## Goal
Write out the listing below again, precisely as it is given.

## Records that describe figures
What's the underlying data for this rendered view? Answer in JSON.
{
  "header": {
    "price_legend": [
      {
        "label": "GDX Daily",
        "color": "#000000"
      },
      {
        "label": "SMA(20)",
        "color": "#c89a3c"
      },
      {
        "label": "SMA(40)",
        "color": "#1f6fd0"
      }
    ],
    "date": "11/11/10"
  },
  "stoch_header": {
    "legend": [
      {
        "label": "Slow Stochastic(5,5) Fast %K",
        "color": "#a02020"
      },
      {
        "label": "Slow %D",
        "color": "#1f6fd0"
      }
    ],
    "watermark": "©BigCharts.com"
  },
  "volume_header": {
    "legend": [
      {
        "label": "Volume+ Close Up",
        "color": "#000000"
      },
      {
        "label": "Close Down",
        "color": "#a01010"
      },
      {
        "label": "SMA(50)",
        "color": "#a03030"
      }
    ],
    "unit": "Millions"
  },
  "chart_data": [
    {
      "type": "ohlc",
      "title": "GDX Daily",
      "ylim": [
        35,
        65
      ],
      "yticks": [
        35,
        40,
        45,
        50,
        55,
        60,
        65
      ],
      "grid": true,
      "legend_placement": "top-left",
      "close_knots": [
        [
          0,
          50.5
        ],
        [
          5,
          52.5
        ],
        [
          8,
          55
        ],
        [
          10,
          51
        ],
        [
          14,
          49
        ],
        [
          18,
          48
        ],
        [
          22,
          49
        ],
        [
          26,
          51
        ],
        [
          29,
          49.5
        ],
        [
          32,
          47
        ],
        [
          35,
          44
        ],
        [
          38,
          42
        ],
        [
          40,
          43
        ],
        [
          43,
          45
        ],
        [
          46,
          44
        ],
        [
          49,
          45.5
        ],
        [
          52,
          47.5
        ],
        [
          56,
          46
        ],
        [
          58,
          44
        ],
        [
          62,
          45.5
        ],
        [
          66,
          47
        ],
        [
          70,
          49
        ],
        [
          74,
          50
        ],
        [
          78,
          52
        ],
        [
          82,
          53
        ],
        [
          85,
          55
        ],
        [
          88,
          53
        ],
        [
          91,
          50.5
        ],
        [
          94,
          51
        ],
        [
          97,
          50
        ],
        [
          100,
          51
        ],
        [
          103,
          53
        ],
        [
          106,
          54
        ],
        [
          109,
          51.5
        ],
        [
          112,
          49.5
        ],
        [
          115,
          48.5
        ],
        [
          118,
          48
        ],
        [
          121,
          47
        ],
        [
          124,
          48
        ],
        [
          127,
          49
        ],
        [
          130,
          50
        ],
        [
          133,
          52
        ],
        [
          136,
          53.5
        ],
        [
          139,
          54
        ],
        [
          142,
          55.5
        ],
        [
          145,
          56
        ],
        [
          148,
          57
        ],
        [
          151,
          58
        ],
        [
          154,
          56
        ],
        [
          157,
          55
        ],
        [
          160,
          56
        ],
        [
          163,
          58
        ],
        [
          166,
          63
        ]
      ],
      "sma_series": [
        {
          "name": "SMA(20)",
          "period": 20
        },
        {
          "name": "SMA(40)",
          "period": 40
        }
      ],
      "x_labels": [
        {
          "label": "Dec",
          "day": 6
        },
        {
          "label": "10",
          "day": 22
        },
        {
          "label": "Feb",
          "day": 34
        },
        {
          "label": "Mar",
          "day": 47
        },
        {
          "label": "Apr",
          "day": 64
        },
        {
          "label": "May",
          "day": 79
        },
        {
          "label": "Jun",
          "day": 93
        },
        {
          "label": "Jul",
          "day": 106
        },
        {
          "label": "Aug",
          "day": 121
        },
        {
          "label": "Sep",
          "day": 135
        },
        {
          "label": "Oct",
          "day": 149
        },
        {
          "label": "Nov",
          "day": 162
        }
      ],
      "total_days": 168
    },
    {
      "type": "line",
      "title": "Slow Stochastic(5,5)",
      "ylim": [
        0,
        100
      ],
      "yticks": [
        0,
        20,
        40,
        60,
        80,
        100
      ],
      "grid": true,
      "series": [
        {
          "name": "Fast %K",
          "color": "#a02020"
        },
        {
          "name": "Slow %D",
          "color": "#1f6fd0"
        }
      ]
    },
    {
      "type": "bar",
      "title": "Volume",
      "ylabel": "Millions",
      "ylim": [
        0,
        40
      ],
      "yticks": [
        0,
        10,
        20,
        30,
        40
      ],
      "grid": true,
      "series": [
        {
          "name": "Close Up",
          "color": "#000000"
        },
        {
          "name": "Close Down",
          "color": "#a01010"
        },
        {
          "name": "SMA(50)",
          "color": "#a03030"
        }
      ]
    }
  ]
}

## Solution to the problem
What's the underlying data for this rendered view? Answer in JSON.
{
  "header": {
    "price_legend": [
      {
        "label": "GDX Daily",
        "color": "#000000"
      },
      {
        "label": "SMA(20)",
        "color": "#c89a3c"
      },
      {
        "label": "SMA(40)",
        "color": "#1f6fd0"
      }
    ],
    "date": "11/11/10"
  },
  "stoch_header": {
    "legend": [
      {
        "label": "Slow Stochastic(5,5) Fast %K",
        "color": "#a02020"
      },
      {
        "label": "Slow %D",
        "color": "#1f6fd0"
      }
    ],
    "watermark": "©BigCharts.com"
  },
  "volume_header": {
    "legend": [
      {
        "label": "Volume+ Close Up",
        "color": "#000000"
      },
      {
        "label": "Close Down",
        "color": "#a01010"
      },
      {
        "label": "SMA(50)",
        "color": "#a03030"
      }
    ],
    "unit": "Millions"
  },
  "chart_data": [
    {
      "type": "ohlc",
      "title": "GDX Daily",
      "ylim": [
        35,
        65
      ],
      "yticks": [
        35,
        40,
        45,
        50,
        55,
        60,
        65
      ],
      "grid": true,
      "legend_placement": "top-left",
      "close_knots": [
        [
          0,
          50.5
        ],
        [
          5,
          52.5
        ],
        [
          8,
          55
        ],
        [
          10,
          51
        ],
        [
          14,
          49
        ],
        [
          18,
          48
        ],
        [
          22,
          49
        ],
        [
          26,
          51
        ],
        [
          29,
          49.5
        ],
        [
          32,
          47
        ],
        [
          35,
          44
        ],
        [
          38,
          42
        ],
        [
          40,
          43
        ],
        [
          43,
          45
        ],
        [
          46,
          44
        ],
        [
          49,
          45.5
        ],
        [
          52,
          47.5
        ],
        [
          56,
          46
        ],
        [
          58,
          44
        ],
        [
          62,
          45.5
        ],
        [
          66,
          47
        ],
        [
          70,
          49
        ],
        [
          74,
          50
        ],
        [
          78,
          52
        ],
        [
          82,
          53
        ],
        [
          85,
          55
        ],
        [
          88,
          53
        ],
        [
          91,
          50.5
        ],
        [
          94,
          51
        ],
        [
          97,
          50
        ],
        [
          100,
          51
        ],
        [
          103,
          53
        ],
        [
          106,
          54
        ],
        [
          109,
          51.5
        ],
        [
          112,
          49.5
        ],
        [
          115,
          48.5
        ],
        [
          118,
          48
        ],
        [
          121,
          47
        ],
        [
          124,
          48
        ],
        [
          127,
          49
        ],
        [
          130,
          50
        ],
        [
          133,
          52
        ],
        [
          136,
          53.5
        ],
        [
          139,
          54
        ],
        [
          142,
          55.5
        ],
        [
          145,
          56
        ],
        [
          148,
          57
        ],
        [
          151,
          58
        ],
        [
          154,
          56
        ],
        [
          157,
          55
        ],
        [
          160,
          56
        ],
        [
          163,
          58
        ],
        [
          166,
          63
        ]
      ],
      "sma_series": [
        {
          "name": "SMA(20)",
          "period": 20
        },
        {
          "name": "SMA(40)",
          "period": 40
        }
      ],
      "x_labels": [
        {
          "label": "Dec",
          "day": 6
        },
        {
          "label": "10",
          "day": 22
        },
        {
          "label": "Feb",
          "day": 34
        },
        {
          "label": "Mar",
          "day": 47
        },
        {
          "label": "Apr",
          "day": 64
        },
        {
          "label": "May",
          "day": 79
        },
        {
          "label": "Jun",
          "day": 93
        },
        {
          "label": "Jul",
          "day": 106
        },
        {
          "label": "Aug",
          "day": 121
        },
        {
          "label": "Sep",
          "day": 135
        },
        {
          "label": "Oct",
          "day": 149
        },
        {
          "label": "Nov",
          "day": 162
        }
      ],
      "total_days": 168
    },
    {
      "type": "line",
      "title": "Slow Stochastic(5,5)",
      "ylim": [
        0,
        100
      ],
      "yticks": [
        0,
        20,
        40,
        60,
        80,
        100
      ],
      "grid": true,
      "series": [
        {
          "name": "Fast %K",
          "color": "#a02020"
        },
        {
          "name": "Slow %D",
          "color": "#1f6fd0"
        }
      ]
    },
    {
      "type": "bar",
      "title": "Volume",
      "ylabel": "Millions",
      "ylim": [
        0,
        40
      ],
      "yticks": [
        0,
        10,
        20,
        30,
        40
      ],
      "grid": true,
      "series": [
        {
          "name": "Close Up",
          "color": "#000000"
        },
        {
          "name": "Close Down",
          "color": "#a01010"
        },
        {
          "name": "SMA(50)",
          "color": "#a03030"
        }
      ]
    }
  ]
}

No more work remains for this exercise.